Excerpts from a figure dataset:
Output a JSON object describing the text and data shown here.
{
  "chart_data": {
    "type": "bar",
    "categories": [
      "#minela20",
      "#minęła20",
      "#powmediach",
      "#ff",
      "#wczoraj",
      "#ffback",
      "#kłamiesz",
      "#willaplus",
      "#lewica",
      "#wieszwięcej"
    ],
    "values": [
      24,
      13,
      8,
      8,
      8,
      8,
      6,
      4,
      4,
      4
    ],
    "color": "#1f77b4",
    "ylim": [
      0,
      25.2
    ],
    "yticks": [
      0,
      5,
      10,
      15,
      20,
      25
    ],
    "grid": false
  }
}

==

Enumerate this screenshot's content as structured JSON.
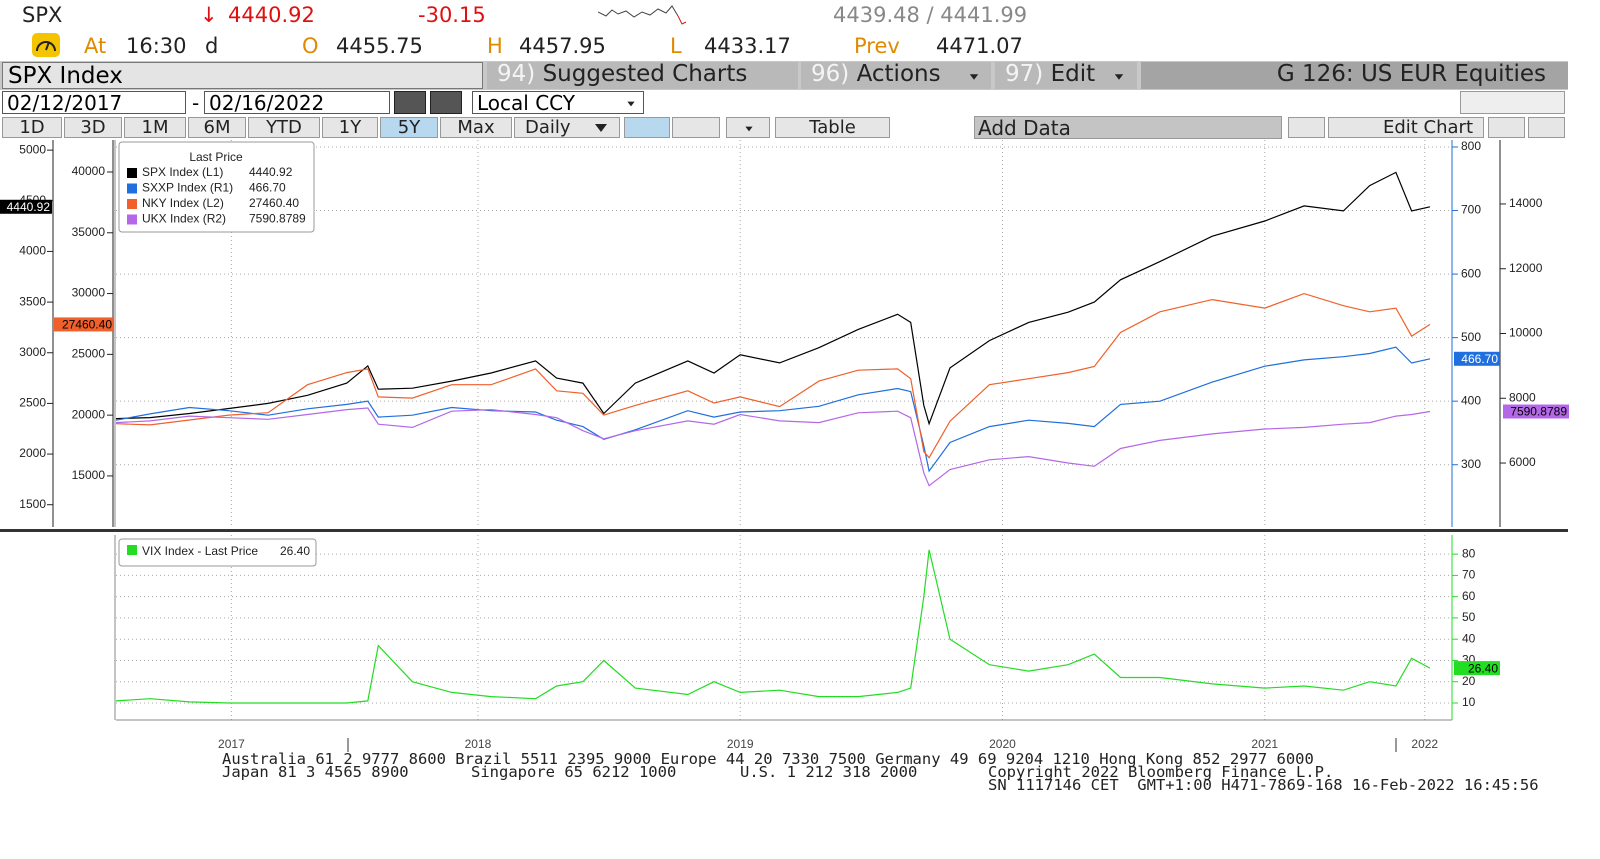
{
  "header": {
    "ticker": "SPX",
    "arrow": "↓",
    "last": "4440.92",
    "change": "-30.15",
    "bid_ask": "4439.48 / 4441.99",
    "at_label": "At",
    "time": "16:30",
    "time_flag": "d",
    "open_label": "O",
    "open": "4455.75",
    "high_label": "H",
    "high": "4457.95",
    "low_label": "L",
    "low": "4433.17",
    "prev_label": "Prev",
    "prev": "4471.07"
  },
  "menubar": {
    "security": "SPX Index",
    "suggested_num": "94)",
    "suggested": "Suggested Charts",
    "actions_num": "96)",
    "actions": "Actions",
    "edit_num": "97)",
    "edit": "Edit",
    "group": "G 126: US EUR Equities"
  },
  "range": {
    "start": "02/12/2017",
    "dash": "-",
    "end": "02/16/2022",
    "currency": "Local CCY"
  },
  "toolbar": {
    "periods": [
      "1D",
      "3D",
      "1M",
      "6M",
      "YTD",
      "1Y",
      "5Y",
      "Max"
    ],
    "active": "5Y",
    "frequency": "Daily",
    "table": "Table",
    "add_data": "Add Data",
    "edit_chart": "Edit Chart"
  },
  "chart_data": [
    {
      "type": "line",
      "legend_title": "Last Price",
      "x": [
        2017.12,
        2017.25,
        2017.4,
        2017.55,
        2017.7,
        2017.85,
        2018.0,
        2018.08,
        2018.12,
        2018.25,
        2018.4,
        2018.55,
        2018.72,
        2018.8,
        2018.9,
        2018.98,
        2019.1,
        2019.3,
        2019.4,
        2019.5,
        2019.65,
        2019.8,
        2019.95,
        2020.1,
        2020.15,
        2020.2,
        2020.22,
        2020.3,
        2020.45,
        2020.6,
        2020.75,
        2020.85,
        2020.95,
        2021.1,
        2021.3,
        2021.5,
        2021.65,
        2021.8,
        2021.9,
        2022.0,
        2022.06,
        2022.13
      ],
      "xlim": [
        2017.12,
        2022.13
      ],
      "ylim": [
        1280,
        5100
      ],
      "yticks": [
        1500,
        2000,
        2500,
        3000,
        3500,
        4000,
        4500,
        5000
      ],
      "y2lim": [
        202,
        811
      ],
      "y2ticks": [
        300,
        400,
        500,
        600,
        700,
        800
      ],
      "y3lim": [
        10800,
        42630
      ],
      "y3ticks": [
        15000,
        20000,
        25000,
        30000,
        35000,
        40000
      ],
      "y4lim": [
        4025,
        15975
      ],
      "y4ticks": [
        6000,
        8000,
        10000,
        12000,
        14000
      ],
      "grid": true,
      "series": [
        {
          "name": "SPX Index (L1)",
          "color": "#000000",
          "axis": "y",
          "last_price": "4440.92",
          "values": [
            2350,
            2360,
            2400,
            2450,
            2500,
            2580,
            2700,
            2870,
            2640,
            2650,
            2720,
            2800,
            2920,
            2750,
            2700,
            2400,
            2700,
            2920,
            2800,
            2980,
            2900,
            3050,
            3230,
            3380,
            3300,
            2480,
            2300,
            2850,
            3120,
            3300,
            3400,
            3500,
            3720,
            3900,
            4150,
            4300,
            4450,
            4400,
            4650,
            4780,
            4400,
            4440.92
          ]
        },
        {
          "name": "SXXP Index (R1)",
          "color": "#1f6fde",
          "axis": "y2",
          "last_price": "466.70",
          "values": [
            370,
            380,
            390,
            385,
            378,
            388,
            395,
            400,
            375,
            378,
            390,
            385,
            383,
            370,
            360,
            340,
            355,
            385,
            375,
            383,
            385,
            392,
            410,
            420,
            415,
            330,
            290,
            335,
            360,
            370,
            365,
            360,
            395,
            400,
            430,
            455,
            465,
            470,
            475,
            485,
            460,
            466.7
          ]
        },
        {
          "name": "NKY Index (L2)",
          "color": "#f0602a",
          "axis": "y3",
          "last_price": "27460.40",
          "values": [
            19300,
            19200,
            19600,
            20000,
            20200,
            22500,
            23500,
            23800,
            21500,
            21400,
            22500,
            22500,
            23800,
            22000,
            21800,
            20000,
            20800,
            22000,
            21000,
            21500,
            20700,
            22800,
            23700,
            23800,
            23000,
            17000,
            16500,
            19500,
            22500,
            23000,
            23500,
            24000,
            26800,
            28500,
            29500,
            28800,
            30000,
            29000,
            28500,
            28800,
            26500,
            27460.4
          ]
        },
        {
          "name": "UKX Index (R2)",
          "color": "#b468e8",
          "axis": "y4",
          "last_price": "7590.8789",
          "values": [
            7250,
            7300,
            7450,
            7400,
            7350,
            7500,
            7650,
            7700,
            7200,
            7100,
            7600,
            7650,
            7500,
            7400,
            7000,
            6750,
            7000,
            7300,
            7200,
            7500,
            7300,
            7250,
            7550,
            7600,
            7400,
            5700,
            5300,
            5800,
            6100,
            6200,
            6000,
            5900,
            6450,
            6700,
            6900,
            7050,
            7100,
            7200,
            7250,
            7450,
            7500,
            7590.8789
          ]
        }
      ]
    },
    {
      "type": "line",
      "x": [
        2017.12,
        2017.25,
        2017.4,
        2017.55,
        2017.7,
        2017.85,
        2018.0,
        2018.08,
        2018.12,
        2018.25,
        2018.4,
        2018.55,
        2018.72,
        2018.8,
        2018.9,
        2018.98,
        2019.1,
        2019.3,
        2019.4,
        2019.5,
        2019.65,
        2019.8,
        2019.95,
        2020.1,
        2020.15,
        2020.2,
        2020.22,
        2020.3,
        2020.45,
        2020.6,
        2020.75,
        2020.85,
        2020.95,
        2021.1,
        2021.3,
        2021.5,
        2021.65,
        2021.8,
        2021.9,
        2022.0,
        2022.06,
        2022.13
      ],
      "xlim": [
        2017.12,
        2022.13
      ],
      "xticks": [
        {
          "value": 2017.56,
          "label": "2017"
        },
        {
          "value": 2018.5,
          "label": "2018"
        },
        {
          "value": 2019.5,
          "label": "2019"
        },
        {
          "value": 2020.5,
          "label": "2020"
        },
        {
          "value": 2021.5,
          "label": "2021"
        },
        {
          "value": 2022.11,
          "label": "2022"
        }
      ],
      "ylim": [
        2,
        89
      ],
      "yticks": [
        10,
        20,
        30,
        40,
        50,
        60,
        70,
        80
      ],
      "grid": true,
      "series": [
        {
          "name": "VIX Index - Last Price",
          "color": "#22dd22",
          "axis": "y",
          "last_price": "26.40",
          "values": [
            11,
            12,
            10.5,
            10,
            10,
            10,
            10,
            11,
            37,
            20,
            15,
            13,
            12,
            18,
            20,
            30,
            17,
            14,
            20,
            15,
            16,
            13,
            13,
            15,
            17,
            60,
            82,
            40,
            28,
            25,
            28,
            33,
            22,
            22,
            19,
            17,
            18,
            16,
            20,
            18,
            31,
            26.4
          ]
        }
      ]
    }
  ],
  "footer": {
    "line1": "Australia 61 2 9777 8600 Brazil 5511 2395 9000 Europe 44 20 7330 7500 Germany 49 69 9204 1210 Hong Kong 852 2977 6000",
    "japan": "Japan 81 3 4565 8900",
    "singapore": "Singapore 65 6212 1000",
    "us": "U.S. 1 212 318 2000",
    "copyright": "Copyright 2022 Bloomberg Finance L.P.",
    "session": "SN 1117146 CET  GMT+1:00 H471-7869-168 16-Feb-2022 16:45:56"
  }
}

- [WHAT IS REQUIRED] Work through the records above line by line and count those that hold the string "Index". Give only the result.

- [COMPLETED EXERCISE] 6